Task ::
Nothing should be left out: output all of the entries exactly.

Information provided ::
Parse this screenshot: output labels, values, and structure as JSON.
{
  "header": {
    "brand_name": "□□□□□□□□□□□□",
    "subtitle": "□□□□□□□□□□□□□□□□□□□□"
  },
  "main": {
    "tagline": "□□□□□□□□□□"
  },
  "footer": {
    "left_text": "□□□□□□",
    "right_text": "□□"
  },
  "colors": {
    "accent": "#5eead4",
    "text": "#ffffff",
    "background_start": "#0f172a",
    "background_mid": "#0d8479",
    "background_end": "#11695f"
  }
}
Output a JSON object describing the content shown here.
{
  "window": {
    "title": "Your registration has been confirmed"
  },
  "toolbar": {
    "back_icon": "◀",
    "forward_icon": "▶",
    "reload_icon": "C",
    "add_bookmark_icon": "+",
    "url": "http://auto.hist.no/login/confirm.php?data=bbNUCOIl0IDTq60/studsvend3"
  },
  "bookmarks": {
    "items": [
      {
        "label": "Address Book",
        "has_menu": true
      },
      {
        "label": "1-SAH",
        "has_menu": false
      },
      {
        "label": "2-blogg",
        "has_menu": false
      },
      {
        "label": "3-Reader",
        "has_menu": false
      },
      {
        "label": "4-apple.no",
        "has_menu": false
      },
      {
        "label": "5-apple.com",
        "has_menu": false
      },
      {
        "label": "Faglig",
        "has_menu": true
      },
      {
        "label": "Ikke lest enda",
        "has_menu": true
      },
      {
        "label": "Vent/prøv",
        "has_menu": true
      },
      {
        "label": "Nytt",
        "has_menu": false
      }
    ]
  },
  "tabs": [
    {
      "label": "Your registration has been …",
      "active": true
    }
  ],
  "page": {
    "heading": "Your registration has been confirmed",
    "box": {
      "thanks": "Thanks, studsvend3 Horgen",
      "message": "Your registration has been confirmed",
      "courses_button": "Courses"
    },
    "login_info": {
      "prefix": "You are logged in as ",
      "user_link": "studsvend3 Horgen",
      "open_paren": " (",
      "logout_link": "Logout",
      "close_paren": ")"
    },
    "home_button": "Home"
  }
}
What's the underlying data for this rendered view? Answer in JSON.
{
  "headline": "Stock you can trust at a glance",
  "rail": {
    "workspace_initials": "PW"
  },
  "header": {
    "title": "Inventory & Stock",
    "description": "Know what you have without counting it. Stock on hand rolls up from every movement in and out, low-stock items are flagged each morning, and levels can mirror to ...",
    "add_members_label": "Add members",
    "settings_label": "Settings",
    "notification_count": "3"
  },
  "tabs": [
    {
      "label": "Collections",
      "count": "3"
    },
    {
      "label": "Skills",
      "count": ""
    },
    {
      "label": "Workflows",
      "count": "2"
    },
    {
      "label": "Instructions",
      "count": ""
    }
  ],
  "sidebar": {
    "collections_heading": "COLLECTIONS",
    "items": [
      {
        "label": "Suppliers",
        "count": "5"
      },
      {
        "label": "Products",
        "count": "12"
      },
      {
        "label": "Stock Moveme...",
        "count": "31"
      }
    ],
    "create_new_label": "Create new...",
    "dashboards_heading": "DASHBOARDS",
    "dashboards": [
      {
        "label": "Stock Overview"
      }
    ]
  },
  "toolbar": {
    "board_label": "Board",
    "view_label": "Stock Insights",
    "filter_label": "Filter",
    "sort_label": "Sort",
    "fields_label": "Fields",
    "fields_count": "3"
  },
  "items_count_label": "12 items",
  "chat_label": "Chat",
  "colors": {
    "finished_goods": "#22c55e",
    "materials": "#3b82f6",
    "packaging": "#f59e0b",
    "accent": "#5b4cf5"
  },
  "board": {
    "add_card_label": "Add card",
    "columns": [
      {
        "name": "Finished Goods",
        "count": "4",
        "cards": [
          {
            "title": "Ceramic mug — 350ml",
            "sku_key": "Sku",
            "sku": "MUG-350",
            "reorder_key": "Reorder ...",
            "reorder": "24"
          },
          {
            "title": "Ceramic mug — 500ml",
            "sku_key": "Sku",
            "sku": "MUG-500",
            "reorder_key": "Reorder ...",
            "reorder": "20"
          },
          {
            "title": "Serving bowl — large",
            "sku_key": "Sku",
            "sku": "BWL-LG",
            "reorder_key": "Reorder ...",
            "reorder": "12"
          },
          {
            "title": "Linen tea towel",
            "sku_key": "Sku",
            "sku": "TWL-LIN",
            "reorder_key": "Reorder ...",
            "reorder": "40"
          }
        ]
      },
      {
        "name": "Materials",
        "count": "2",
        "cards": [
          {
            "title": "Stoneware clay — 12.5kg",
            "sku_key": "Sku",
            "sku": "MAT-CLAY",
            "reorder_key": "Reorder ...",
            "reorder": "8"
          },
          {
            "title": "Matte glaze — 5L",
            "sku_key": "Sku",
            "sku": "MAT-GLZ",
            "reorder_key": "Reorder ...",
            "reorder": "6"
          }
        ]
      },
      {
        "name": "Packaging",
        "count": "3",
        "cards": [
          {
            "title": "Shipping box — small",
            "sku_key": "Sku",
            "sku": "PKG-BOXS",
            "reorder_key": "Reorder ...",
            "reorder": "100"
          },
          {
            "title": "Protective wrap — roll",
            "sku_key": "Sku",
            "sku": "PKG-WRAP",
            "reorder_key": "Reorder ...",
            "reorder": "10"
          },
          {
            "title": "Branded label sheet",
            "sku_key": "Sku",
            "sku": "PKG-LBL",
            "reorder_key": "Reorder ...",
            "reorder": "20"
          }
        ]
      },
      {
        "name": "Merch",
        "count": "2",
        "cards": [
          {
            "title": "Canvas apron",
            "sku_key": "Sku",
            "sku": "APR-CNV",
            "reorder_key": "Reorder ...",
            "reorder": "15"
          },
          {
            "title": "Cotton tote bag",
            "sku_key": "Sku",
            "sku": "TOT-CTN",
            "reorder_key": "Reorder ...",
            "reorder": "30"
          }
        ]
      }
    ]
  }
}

Exercise output ::
Parse this screenshot: output labels, values, and structure as JSON.
{
  "header": {
    "brand_name": "□□□□□□□□□□□□",
    "subtitle": "□□□□□□□□□□□□□□□□□□□□"
  },
  "main": {
    "tagline": "□□□□□□□□□□"
  },
  "footer": {
    "left_text": "□□□□□□",
    "right_text": "□□"
  },
  "colors": {
    "accent": "#5eead4",
    "text": "#ffffff",
    "background_start": "#0f172a",
    "background_mid": "#0d8479",
    "background_end": "#11695f"
  }
}
Output a JSON object describing the content shown here.
{
  "window": {
    "title": "Your registration has been confirmed"
  },
  "toolbar": {
    "back_icon": "◀",
    "forward_icon": "▶",
    "reload_icon": "C",
    "add_bookmark_icon": "+",
    "url": "http://auto.hist.no/login/confirm.php?data=bbNUCOIl0IDTq60/studsvend3"
  },
  "bookmarks": {
    "items": [
      {
        "label": "Address Book",
        "has_menu": true
      },
      {
        "label": "1-SAH",
        "has_menu": false
      },
      {
        "label": "2-blogg",
        "has_menu": false
      },
      {
        "label": "3-Reader",
        "has_menu": false
      },
      {
        "label": "4-apple.no",
        "has_menu": false
      },
      {
        "label": "5-apple.com",
        "has_menu": false
      },
      {
        "label": "Faglig",
        "has_menu": true
      },
      {
        "label": "Ikke lest enda",
        "has_menu": true
      },
      {
        "label": "Vent/prøv",
        "has_menu": true
      },
      {
        "label": "Nytt",
        "has_menu": false
      }
    ]
  },
  "tabs": [
    {
      "label": "Your registration has been …",
      "active": true
    }
  ],
  "page": {
    "heading": "Your registration has been confirmed",
    "box": {
      "thanks": "Thanks, studsvend3 Horgen",
      "message": "Your registration has been confirmed",
      "courses_button": "Courses"
    },
    "login_info": {
      "prefix": "You are logged in as ",
      "user_link": "studsvend3 Horgen",
      "open_paren": " (",
      "logout_link": "Logout",
      "close_paren": ")"
    },
    "home_button": "Home"
  }
}
What's the underlying data for this rendered view? Answer in JSON.
{
  "headline": "Stock you can trust at a glance",
  "rail": {
    "workspace_initials": "PW"
  },
  "header": {
    "title": "Inventory & Stock",
    "description": "Know what you have without counting it. Stock on hand rolls up from every movement in and out, low-stock items are flagged each morning, and levels can mirror to ...",
    "add_members_label": "Add members",
    "settings_label": "Settings",
    "notification_count": "3"
  },
  "tabs": [
    {
      "label": "Collections",
      "count": "3"
    },
    {
      "label": "Skills",
      "count": ""
    },
    {
      "label": "Workflows",
      "count": "2"
    },
    {
      "label": "Instructions",
      "count": ""
    }
  ],
  "sidebar": {
    "collections_heading": "COLLECTIONS",
    "items": [
      {
        "label": "Suppliers",
        "count": "5"
      },
      {
        "label": "Products",
        "count": "12"
      },
      {
        "label": "Stock Moveme...",
        "count": "31"
      }
    ],
    "create_new_label": "Create new...",
    "dashboards_heading": "DASHBOARDS",
    "dashboards": [
      {
        "label": "Stock Overview"
      }
    ]
  },
  "toolbar": {
    "board_label": "Board",
    "view_label": "Stock Insights",
    "filter_label": "Filter",
    "sort_label": "Sort",
    "fields_label": "Fields",
    "fields_count": "3"
  },
  "items_count_label": "12 items",
  "chat_label": "Chat",
  "colors": {
    "finished_goods": "#22c55e",
    "materials": "#3b82f6",
    "packaging": "#f59e0b",
    "accent": "#5b4cf5"
  },
  "board": {
    "add_card_label": "Add card",
    "columns": [
      {
        "name": "Finished Goods",
        "count": "4",
        "cards": [
          {
            "title": "Ceramic mug — 350ml",
            "sku_key": "Sku",
            "sku": "MUG-350",
            "reorder_key": "Reorder ...",
            "reorder": "24"
          },
          {
            "title": "Ceramic mug — 500ml",
            "sku_key": "Sku",
            "sku": "MUG-500",
            "reorder_key": "Reorder ...",
            "reorder": "20"
          },
          {
            "title": "Serving bowl — large",
            "sku_key": "Sku",
            "sku": "BWL-LG",
            "reorder_key": "Reorder ...",
            "reorder": "12"
          },
          {
            "title": "Linen tea towel",
            "sku_key": "Sku",
            "sku": "TWL-LIN",
            "reorder_key": "Reorder ...",
            "reorder": "40"
          }
        ]
      },
      {
        "name": "Materials",
        "count": "2",
        "cards": [
          {
            "title": "Stoneware clay — 12.5kg",
            "sku_key": "Sku",
            "sku": "MAT-CLAY",
            "reorder_key": "Reorder ...",
            "reorder": "8"
          },
          {
            "title": "Matte glaze — 5L",
            "sku_key": "Sku",
            "sku": "MAT-GLZ",
            "reorder_key": "Reorder ...",
            "reorder": "6"
          }
        ]
      },
      {
        "name": "Packaging",
        "count": "3",
        "cards": [
          {
            "title": "Shipping box — small",
            "sku_key": "Sku",
            "sku": "PKG-BOXS",
            "reorder_key": "Reorder ...",
            "reorder": "100"
          },
          {
            "title": "Protective wrap — roll",
            "sku_key": "Sku",
            "sku": "PKG-WRAP",
            "reorder_key": "Reorder ...",
            "reorder": "10"
          },
          {
            "title": "Branded label sheet",
            "sku_key": "Sku",
            "sku": "PKG-LBL",
            "reorder_key": "Reorder ...",
            "reorder": "20"
          }
        ]
      },
      {
        "name": "Merch",
        "count": "2",
        "cards": [
          {
            "title": "Canvas apron",
            "sku_key": "Sku",
            "sku": "APR-CNV",
            "reorder_key": "Reorder ...",
            "reorder": "15"
          },
          {
            "title": "Cotton tote bag",
            "sku_key": "Sku",
            "sku": "TOT-CTN",
            "reorder_key": "Reorder ...",
            "reorder": "30"
          }
        ]
      }
    ]
  }
}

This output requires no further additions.